Reproduce the items starting with the line containing "518, 525, 526]" and going on through the line containing "718, 536, 756]", swapping "chevron-down-icon" for "dropdown-arrow-icon" and leaving everything else unchanged.

** BEGIN RECORDED INFORMATION **

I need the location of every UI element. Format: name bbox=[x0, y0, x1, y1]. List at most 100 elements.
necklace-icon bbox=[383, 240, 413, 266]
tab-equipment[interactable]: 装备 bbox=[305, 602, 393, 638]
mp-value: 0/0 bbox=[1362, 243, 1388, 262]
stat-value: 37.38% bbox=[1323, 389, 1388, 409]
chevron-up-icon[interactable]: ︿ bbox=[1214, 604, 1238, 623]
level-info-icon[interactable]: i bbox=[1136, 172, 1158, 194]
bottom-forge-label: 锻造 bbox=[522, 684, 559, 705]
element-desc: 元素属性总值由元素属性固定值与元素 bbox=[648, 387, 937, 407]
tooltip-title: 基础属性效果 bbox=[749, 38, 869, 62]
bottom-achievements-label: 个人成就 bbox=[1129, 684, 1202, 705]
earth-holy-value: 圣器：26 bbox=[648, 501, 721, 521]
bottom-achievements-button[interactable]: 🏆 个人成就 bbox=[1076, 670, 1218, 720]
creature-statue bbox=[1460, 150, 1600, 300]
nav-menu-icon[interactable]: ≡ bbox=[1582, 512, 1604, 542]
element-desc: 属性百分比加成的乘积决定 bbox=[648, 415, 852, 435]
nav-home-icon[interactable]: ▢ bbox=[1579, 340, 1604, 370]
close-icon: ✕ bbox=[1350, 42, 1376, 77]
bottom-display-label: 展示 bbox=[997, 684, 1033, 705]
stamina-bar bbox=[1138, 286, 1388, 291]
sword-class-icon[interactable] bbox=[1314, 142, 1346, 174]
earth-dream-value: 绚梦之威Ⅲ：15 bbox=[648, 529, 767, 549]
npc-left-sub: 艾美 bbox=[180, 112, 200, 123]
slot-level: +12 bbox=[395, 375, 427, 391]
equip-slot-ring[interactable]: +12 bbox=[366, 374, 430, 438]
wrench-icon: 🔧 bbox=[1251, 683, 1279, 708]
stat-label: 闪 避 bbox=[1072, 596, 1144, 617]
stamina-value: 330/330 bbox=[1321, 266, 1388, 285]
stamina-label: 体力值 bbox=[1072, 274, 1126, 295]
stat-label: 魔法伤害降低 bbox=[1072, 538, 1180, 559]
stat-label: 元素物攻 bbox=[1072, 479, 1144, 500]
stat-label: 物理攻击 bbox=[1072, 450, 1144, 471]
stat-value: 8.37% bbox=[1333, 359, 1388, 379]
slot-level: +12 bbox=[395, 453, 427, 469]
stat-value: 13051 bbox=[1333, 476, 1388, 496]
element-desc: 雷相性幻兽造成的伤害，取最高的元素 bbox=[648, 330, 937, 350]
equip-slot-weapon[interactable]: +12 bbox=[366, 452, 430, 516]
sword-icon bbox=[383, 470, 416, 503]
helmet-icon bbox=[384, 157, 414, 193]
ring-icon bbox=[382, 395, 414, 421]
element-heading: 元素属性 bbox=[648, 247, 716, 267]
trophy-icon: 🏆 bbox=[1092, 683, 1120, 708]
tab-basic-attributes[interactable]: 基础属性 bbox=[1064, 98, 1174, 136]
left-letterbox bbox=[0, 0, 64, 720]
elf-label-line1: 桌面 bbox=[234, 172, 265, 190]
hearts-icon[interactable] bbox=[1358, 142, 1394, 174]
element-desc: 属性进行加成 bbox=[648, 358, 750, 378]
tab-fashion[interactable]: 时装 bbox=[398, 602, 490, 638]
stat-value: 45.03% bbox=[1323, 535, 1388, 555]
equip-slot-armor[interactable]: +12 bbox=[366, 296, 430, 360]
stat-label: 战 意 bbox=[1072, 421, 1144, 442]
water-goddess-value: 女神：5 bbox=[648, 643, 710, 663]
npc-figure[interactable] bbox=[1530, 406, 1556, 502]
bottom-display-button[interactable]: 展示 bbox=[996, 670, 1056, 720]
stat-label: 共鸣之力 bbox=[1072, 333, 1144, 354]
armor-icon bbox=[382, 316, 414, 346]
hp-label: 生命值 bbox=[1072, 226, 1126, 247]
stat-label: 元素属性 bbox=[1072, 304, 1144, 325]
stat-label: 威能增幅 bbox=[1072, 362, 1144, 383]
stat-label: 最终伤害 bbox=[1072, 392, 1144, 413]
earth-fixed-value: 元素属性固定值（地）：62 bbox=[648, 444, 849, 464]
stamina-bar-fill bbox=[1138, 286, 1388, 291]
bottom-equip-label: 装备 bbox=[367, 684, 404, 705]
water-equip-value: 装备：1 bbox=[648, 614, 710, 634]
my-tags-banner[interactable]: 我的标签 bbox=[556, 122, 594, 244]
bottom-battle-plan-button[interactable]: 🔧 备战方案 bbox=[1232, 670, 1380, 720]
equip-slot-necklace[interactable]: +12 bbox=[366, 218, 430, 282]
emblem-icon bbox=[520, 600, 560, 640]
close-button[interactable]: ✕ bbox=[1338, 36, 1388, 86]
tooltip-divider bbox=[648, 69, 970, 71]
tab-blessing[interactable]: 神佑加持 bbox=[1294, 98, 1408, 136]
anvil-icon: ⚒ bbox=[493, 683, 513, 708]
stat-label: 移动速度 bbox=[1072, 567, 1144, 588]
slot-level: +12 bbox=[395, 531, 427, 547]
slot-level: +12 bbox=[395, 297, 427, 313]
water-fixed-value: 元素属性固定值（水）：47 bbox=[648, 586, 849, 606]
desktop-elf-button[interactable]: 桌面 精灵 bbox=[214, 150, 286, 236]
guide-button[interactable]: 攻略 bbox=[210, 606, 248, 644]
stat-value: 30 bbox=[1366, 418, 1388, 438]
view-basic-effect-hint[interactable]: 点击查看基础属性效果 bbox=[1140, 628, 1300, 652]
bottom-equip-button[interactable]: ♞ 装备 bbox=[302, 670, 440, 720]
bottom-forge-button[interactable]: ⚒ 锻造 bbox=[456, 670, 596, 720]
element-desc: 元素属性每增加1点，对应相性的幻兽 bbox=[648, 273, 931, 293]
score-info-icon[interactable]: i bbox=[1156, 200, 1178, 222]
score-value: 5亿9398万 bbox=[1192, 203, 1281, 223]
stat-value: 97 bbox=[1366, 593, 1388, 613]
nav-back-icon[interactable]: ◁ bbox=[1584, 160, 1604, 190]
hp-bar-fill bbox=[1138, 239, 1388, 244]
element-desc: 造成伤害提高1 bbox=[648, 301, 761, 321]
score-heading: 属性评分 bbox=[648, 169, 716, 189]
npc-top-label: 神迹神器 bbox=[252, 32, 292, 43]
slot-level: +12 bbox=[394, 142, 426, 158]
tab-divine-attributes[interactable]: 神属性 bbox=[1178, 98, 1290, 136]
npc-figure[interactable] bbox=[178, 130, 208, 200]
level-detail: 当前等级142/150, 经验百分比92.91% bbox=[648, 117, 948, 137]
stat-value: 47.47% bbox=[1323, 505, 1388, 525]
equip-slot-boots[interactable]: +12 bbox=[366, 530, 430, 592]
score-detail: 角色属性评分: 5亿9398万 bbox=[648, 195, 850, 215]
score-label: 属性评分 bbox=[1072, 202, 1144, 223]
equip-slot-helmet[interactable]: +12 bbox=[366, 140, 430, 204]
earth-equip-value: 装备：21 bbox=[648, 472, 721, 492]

** END RECORDED INFORMATION **
** BEGIN RECORDED INFORMATION **

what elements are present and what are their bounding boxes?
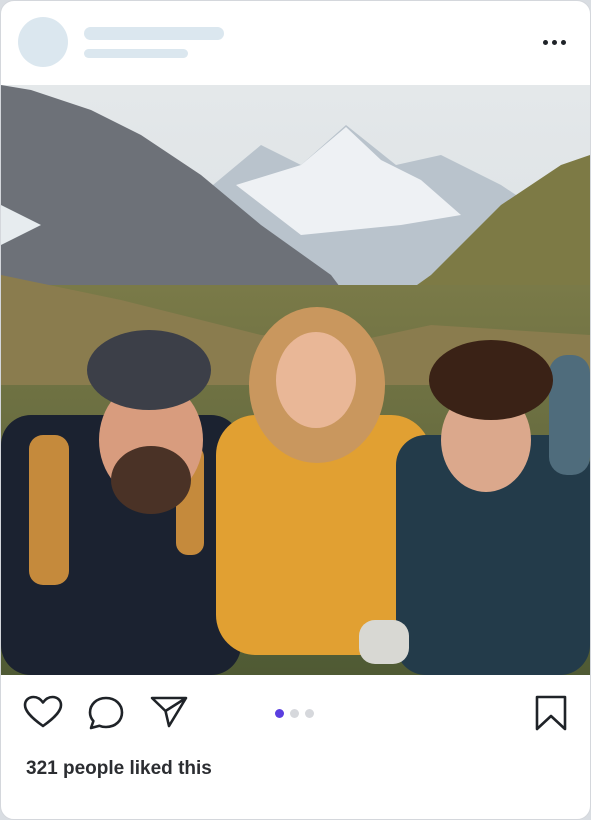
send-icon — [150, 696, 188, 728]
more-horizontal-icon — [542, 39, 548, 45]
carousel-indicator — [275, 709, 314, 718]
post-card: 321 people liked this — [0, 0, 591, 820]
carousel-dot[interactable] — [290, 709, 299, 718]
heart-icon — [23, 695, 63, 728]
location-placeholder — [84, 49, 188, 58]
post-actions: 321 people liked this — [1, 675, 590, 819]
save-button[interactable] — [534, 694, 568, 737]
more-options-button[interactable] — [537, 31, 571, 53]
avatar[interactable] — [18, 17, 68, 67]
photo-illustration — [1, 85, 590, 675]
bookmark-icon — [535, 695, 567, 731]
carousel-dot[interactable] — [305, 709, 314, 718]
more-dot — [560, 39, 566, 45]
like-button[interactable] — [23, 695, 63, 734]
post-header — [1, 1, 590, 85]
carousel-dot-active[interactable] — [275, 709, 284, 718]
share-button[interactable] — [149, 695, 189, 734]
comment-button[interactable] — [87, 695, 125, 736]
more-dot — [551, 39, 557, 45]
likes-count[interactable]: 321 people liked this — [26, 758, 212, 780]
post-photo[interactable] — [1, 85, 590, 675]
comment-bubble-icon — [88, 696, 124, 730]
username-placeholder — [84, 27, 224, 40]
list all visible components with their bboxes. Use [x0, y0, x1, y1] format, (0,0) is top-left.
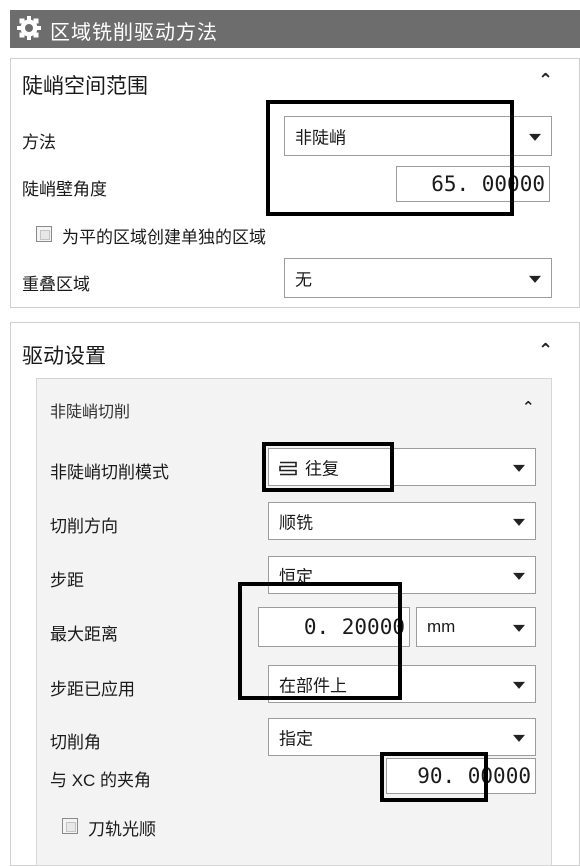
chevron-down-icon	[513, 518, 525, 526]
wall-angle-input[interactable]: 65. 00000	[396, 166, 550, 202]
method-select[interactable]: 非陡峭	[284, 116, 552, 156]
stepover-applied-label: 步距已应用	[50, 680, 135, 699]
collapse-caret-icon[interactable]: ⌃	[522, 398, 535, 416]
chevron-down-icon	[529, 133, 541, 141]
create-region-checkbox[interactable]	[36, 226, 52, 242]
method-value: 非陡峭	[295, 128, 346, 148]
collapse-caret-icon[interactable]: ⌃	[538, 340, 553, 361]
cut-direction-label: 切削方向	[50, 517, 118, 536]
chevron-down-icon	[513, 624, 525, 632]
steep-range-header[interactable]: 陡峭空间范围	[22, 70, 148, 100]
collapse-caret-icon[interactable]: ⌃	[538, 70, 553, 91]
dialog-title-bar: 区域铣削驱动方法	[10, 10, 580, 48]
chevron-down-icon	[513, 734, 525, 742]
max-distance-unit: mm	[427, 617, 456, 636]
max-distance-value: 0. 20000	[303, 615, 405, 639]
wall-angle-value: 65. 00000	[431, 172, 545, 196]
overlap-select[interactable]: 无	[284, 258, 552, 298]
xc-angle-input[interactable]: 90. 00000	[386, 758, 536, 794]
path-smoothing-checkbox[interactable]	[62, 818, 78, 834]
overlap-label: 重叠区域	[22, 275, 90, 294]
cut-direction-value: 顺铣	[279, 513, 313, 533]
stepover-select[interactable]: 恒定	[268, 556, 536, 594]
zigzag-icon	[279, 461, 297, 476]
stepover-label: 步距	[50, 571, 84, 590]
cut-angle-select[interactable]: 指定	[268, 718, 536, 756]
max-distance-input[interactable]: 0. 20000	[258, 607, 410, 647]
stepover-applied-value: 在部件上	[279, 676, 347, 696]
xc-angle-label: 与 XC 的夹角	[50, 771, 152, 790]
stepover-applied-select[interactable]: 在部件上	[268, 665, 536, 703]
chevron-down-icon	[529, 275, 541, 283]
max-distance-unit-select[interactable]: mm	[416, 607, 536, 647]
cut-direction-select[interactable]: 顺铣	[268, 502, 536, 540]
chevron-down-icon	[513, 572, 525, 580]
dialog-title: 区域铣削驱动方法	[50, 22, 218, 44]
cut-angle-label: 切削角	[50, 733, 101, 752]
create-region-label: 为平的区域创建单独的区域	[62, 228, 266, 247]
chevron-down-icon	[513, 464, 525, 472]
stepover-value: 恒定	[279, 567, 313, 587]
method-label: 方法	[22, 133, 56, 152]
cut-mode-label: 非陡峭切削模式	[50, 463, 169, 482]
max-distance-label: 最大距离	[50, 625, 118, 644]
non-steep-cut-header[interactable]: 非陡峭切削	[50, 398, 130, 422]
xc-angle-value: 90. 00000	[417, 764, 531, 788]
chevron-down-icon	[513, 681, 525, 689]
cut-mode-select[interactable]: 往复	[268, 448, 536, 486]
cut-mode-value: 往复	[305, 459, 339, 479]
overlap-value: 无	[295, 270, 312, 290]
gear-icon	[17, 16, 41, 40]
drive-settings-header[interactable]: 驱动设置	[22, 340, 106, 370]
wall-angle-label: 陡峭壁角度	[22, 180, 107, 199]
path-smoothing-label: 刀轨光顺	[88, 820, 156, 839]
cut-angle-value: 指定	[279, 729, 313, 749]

** END RECORDED INFORMATION **

SOLUTION =
dropdown-arrow-icon	[513, 518, 525, 526]
wall-angle-input[interactable]: 65. 00000	[396, 166, 550, 202]
method-select[interactable]: 非陡峭	[284, 116, 552, 156]
stepover-applied-label: 步距已应用	[50, 680, 135, 699]
collapse-caret-icon[interactable]: ⌃	[522, 398, 535, 416]
dropdown-arrow-icon	[529, 133, 541, 141]
create-region-checkbox[interactable]	[36, 226, 52, 242]
method-value: 非陡峭	[295, 128, 346, 148]
collapse-caret-icon[interactable]: ⌃	[538, 340, 553, 361]
cut-direction-label: 切削方向	[50, 517, 118, 536]
dropdown-arrow-icon	[513, 624, 525, 632]
steep-range-header[interactable]: 陡峭空间范围	[22, 70, 148, 100]
collapse-caret-icon[interactable]: ⌃	[538, 70, 553, 91]
dialog-title-bar: 区域铣削驱动方法	[10, 10, 580, 48]
dropdown-arrow-icon	[513, 734, 525, 742]
max-distance-unit: mm	[427, 617, 456, 636]
max-distance-value: 0. 20000	[303, 615, 405, 639]
wall-angle-value: 65. 00000	[431, 172, 545, 196]
overlap-select[interactable]: 无	[284, 258, 552, 298]
xc-angle-input[interactable]: 90. 00000	[386, 758, 536, 794]
path-smoothing-checkbox[interactable]	[62, 818, 78, 834]
overlap-label: 重叠区域	[22, 275, 90, 294]
cut-direction-value: 顺铣	[279, 513, 313, 533]
stepover-select[interactable]: 恒定	[268, 556, 536, 594]
zigzag-icon	[279, 461, 297, 476]
stepover-label: 步距	[50, 571, 84, 590]
cut-angle-select[interactable]: 指定	[268, 718, 536, 756]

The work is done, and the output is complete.